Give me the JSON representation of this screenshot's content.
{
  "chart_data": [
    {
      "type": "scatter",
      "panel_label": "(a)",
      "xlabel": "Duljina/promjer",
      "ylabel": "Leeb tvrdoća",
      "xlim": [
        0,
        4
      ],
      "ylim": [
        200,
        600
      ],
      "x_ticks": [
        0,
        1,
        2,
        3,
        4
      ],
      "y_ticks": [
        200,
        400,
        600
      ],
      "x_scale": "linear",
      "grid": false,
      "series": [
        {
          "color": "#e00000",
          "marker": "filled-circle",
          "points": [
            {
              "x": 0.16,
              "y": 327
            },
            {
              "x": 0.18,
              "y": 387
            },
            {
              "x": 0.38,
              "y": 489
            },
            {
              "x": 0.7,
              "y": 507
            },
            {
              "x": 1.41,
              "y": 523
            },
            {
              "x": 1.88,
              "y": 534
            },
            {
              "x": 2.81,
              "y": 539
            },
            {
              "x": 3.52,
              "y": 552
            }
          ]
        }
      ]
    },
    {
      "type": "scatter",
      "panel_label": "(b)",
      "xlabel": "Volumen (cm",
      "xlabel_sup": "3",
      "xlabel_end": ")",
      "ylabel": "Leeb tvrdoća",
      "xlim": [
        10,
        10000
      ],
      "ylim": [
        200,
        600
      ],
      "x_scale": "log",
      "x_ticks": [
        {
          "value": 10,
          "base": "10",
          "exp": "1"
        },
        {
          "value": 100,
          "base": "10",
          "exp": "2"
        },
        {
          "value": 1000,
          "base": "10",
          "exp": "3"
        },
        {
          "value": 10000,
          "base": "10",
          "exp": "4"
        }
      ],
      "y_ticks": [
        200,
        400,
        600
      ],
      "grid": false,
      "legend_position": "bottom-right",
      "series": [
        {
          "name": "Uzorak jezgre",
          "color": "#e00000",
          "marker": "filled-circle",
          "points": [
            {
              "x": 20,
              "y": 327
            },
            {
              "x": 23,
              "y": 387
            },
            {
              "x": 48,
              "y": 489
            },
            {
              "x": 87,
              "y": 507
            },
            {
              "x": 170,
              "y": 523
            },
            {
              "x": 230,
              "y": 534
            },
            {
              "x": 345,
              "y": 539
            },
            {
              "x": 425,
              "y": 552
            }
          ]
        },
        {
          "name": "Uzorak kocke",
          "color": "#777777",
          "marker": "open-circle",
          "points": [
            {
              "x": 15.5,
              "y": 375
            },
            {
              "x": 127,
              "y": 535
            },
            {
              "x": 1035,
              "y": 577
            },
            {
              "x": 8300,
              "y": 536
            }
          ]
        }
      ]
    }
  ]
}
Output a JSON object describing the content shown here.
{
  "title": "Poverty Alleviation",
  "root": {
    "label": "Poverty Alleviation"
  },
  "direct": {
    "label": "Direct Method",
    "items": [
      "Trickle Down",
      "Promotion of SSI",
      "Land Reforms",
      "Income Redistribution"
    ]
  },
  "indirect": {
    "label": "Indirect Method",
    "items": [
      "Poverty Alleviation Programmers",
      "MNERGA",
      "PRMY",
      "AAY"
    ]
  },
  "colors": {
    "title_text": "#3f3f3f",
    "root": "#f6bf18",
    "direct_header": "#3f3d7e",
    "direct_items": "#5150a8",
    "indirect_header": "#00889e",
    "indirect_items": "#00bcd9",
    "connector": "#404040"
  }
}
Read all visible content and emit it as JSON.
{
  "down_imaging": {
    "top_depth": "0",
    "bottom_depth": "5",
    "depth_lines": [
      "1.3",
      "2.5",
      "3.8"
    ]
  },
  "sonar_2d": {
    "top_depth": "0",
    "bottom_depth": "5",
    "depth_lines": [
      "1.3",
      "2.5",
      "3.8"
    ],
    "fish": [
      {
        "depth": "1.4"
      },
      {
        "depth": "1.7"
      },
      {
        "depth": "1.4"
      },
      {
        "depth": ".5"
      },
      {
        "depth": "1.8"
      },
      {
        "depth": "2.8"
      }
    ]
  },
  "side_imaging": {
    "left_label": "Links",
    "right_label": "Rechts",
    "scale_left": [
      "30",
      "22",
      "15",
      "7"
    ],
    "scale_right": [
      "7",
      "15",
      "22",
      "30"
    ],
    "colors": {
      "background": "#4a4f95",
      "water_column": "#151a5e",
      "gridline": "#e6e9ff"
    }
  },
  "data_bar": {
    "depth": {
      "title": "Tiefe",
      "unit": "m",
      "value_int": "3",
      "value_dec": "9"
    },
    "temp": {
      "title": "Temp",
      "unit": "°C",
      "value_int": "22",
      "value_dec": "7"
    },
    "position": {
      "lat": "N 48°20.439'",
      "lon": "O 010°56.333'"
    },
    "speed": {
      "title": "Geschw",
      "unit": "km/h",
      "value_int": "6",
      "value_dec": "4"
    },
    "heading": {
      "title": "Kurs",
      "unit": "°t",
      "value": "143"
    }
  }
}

..............................

● REQUIRED TASK
Extract each entry in full and write it down exactly.

● RESPONSE FOR THIS EXERCISE
Give me the JSON representation of this screenshot's content.
{
  "chart_data": [
    {
      "type": "scatter",
      "panel_label": "(a)",
      "xlabel": "Duljina/promjer",
      "ylabel": "Leeb tvrdoća",
      "xlim": [
        0,
        4
      ],
      "ylim": [
        200,
        600
      ],
      "x_ticks": [
        0,
        1,
        2,
        3,
        4
      ],
      "y_ticks": [
        200,
        400,
        600
      ],
      "x_scale": "linear",
      "grid": false,
      "series": [
        {
          "color": "#e00000",
          "marker": "filled-circle",
          "points": [
            {
              "x": 0.16,
              "y": 327
            },
            {
              "x": 0.18,
              "y": 387
            },
            {
              "x": 0.38,
              "y": 489
            },
            {
              "x": 0.7,
              "y": 507
            },
            {
              "x": 1.41,
              "y": 523
            },
            {
              "x": 1.88,
              "y": 534
            },
            {
              "x": 2.81,
              "y": 539
            },
            {
              "x": 3.52,
              "y": 552
            }
          ]
        }
      ]
    },
    {
      "type": "scatter",
      "panel_label": "(b)",
      "xlabel": "Volumen (cm",
      "xlabel_sup": "3",
      "xlabel_end": ")",
      "ylabel": "Leeb tvrdoća",
      "xlim": [
        10,
        10000
      ],
      "ylim": [
        200,
        600
      ],
      "x_scale": "log",
      "x_ticks": [
        {
          "value": 10,
          "base": "10",
          "exp": "1"
        },
        {
          "value": 100,
          "base": "10",
          "exp": "2"
        },
        {
          "value": 1000,
          "base": "10",
          "exp": "3"
        },
        {
          "value": 10000,
          "base": "10",
          "exp": "4"
        }
      ],
      "y_ticks": [
        200,
        400,
        600
      ],
      "grid": false,
      "legend_position": "bottom-right",
      "series": [
        {
          "name": "Uzorak jezgre",
          "color": "#e00000",
          "marker": "filled-circle",
          "points": [
            {
              "x": 20,
              "y": 327
            },
            {
              "x": 23,
              "y": 387
            },
            {
              "x": 48,
              "y": 489
            },
            {
              "x": 87,
              "y": 507
            },
            {
              "x": 170,
              "y": 523
            },
            {
              "x": 230,
              "y": 534
            },
            {
              "x": 345,
              "y": 539
            },
            {
              "x": 425,
              "y": 552
            }
          ]
        },
        {
          "name": "Uzorak kocke",
          "color": "#777777",
          "marker": "open-circle",
          "points": [
            {
              "x": 15.5,
              "y": 375
            },
            {
              "x": 127,
              "y": 535
            },
            {
              "x": 1035,
              "y": 577
            },
            {
              "x": 8300,
              "y": 536
            }
          ]
        }
      ]
    }
  ]
}
Output a JSON object describing the content shown here.
{
  "title": "Poverty Alleviation",
  "root": {
    "label": "Poverty Alleviation"
  },
  "direct": {
    "label": "Direct Method",
    "items": [
      "Trickle Down",
      "Promotion of SSI",
      "Land Reforms",
      "Income Redistribution"
    ]
  },
  "indirect": {
    "label": "Indirect Method",
    "items": [
      "Poverty Alleviation Programmers",
      "MNERGA",
      "PRMY",
      "AAY"
    ]
  },
  "colors": {
    "title_text": "#3f3f3f",
    "root": "#f6bf18",
    "direct_header": "#3f3d7e",
    "direct_items": "#5150a8",
    "indirect_header": "#00889e",
    "indirect_items": "#00bcd9",
    "connector": "#404040"
  }
}
Read all visible content and emit it as JSON.
{
  "down_imaging": {
    "top_depth": "0",
    "bottom_depth": "5",
    "depth_lines": [
      "1.3",
      "2.5",
      "3.8"
    ]
  },
  "sonar_2d": {
    "top_depth": "0",
    "bottom_depth": "5",
    "depth_lines": [
      "1.3",
      "2.5",
      "3.8"
    ],
    "fish": [
      {
        "depth": "1.4"
      },
      {
        "depth": "1.7"
      },
      {
        "depth": "1.4"
      },
      {
        "depth": ".5"
      },
      {
        "depth": "1.8"
      },
      {
        "depth": "2.8"
      }
    ]
  },
  "side_imaging": {
    "left_label": "Links",
    "right_label": "Rechts",
    "scale_left": [
      "30",
      "22",
      "15",
      "7"
    ],
    "scale_right": [
      "7",
      "15",
      "22",
      "30"
    ],
    "colors": {
      "background": "#4a4f95",
      "water_column": "#151a5e",
      "gridline": "#e6e9ff"
    }
  },
  "data_bar": {
    "depth": {
      "title": "Tiefe",
      "unit": "m",
      "value_int": "3",
      "value_dec": "9"
    },
    "temp": {
      "title": "Temp",
      "unit": "°C",
      "value_int": "22",
      "value_dec": "7"
    },
    "position": {
      "lat": "N 48°20.439'",
      "lon": "O 010°56.333'"
    },
    "speed": {
      "title": "Geschw",
      "unit": "km/h",
      "value_int": "6",
      "value_dec": "4"
    },
    "heading": {
      "title": "Kurs",
      "unit": "°t",
      "value": "143"
    }
  }
}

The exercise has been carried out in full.